[Data listing]
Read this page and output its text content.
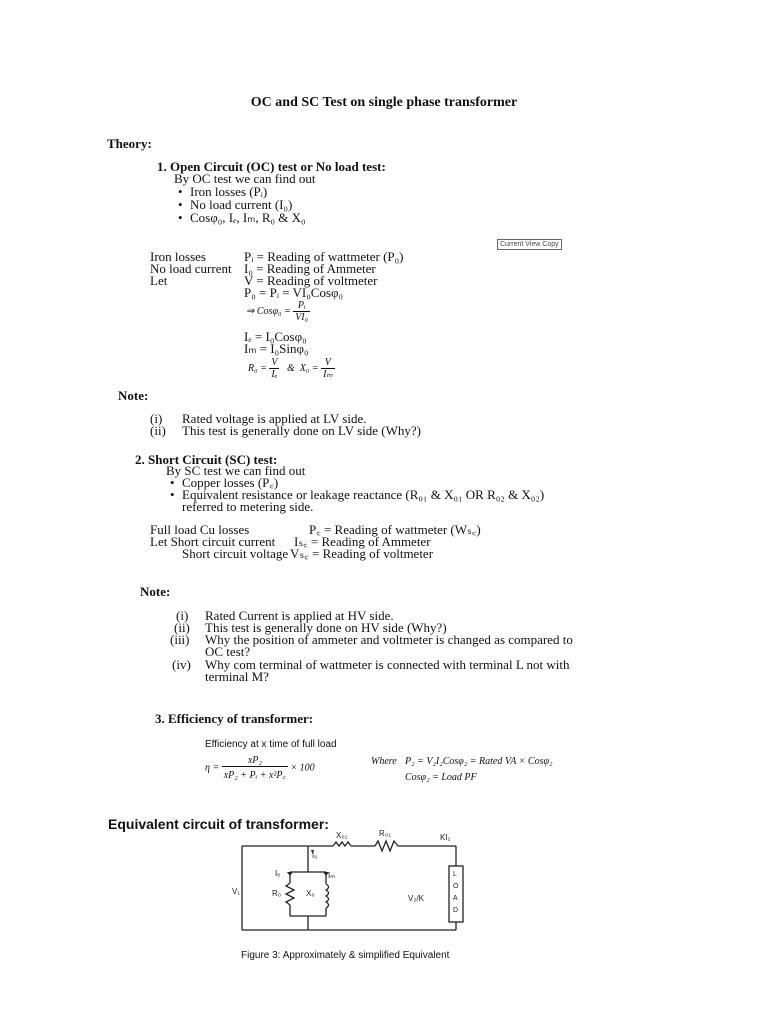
OC and SC Test on single phase transformer
Theory:
1. Open Circuit (OC) test or No load test:
By OC test we can find out
• Iron losses (Pᵢ)
• No load current (I₀)
• Cosφ₀, Iₑ, Iₘ, R₀ & X₀
Current View Copy
Iron losses	Pᵢ = Reading of wattmeter (P₀)
No load current I₀ = Reading of Ammeter
Let	V = Reading of voltmeter
P₀ = Pᵢ = VI₀Cosφ₀
⇒ $Cos\varphi_0 = \frac{\text{Pᵢ}}{\text{VI₀}}$
Iₑ = I₀Cosφ₀
Iₘ = I₀Sinφ₀
$R_0 = \frac{V}{\text{Iₑ}}$ & $X_0 = \frac{V}{\text{Iₘ}}$
Note:
(i) Rated voltage is applied at LV side.
(ii) This test is generally done on LV side (Why?)
2. Short Circuit (SC) test:
By SC test we can find out
• Copper losses (P꜀)
• Equivalent resistance or leakage reactance (R₀₁ & X₀₁ OR R₀₂ & X₀₂)
referred to metering side.
Full load Cu losses	P꜀ = Reading of wattmeter (Wₛ꜀)
Let Short circuit current Iₛ꜀ = Reading of Ammeter
Short circuit voltage Vₛ꜀ = Reading of voltmeter
Note:
(i) Rated Current is applied at HV side.
(ii) This test is generally done on HV side (Why?)
(iii) Why the position of ammeter and voltmeter is changed as compared to
OC test?
(iv) Why com terminal of wattmeter is connected with terminal L not with
terminal M?
3. Efficiency of transformer:
Efficiency at x time of full load
$\eta = \frac{\text{xP₂}}{\text{xP₂ + Pᵢ + x²P꜀}} \times 100$
Where P₂ = V₂I₂Cosφ₂ = Rated VA × Cosφ₂
Cosφ₂ = Load PF
Equivalent circuit of transformer:
X₀₁	R₀₁	KI₂
I₀
Iₑ	Iₘ
R₀	X₀
V₁
V₂/K
L
O
A
D
Figure 3: Approximately & simplified Equivalent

# Given instruction
Where a line in the material contains "Equivalent", copy that line.

# Solution to this problem
• Equivalent resistance or leakage reactance (R₀₁ & X₀₁ OR R₀₂ & X₀₂)
Equivalent circuit of transformer:
Figure 3: Approximately & simplified Equivalent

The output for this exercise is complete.